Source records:
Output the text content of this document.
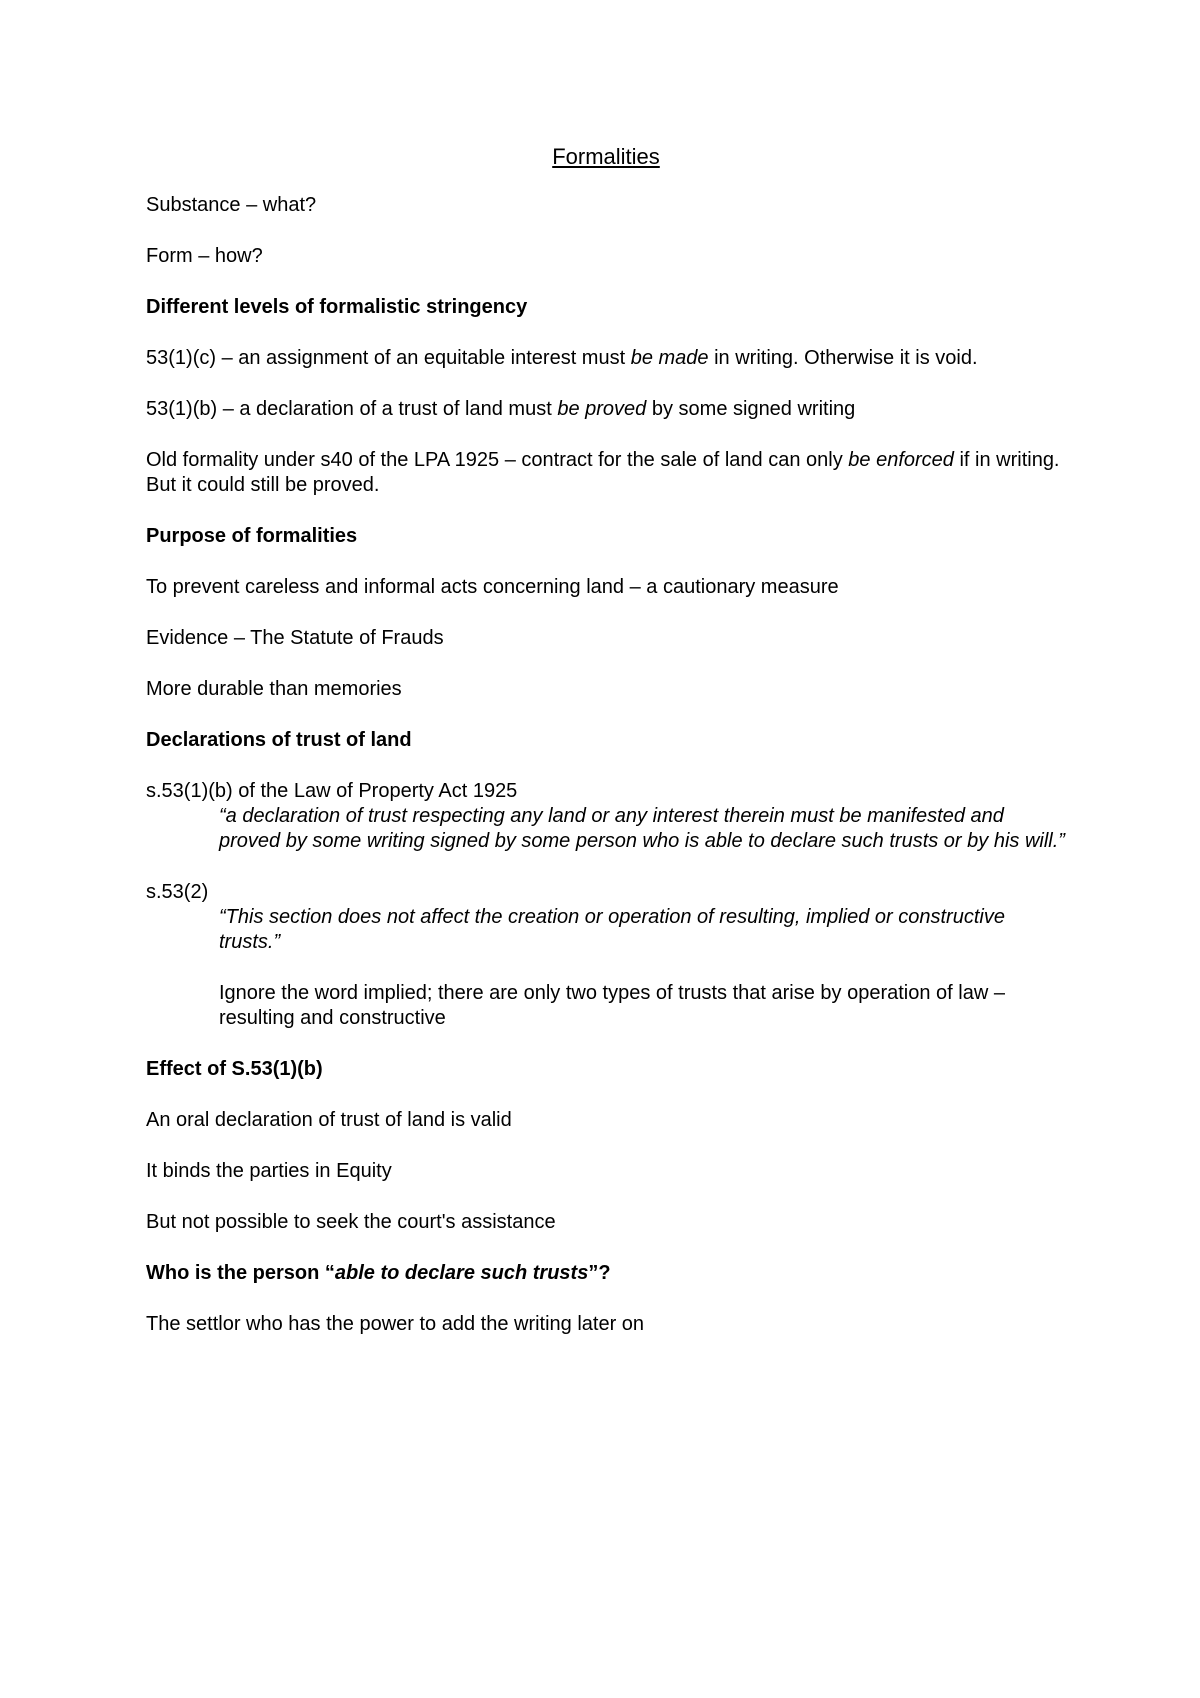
Formalities
Substance – what?
Form – how?
Different levels of formalistic stringency
53(1)(c) – an assignment of an equitable interest must be made in writing. Otherwise it is void.
53(1)(b) – a declaration of a trust of land must be proved by some signed writing
Old formality under s40 of the LPA 1925 – contract for the sale of land can only be enforced if in writing. But it could still be proved.
Purpose of formalities
To prevent careless and informal acts concerning land – a cautionary measure
Evidence – The Statute of Frauds
More durable than memories
Declarations of trust of land
s.53(1)(b) of the Law of Property Act 1925
“a declaration of trust respecting any land or any interest therein must be manifested and proved by some writing signed by some person who is able to declare such trusts or by his will.”
s.53(2)
“This section does not affect the creation or operation of resulting, implied or constructive trusts.”
Ignore the word implied; there are only two types of trusts that arise by operation of law – resulting and constructive
Effect of S.53(1)(b)
An oral declaration of trust of land is valid
It binds the parties in Equity
But not possible to seek the court's assistance
Who is the person “able to declare such trusts”?
The settlor who has the power to add the writing later on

Written request:
Scan the material above. Extract every line in which the word "operation" occurs.

Task answer:
“This section does not affect the creation or operation of resulting, implied or constructive trusts.”
Ignore the word implied; there are only two types of trusts that arise by operation of law – resulting and constructive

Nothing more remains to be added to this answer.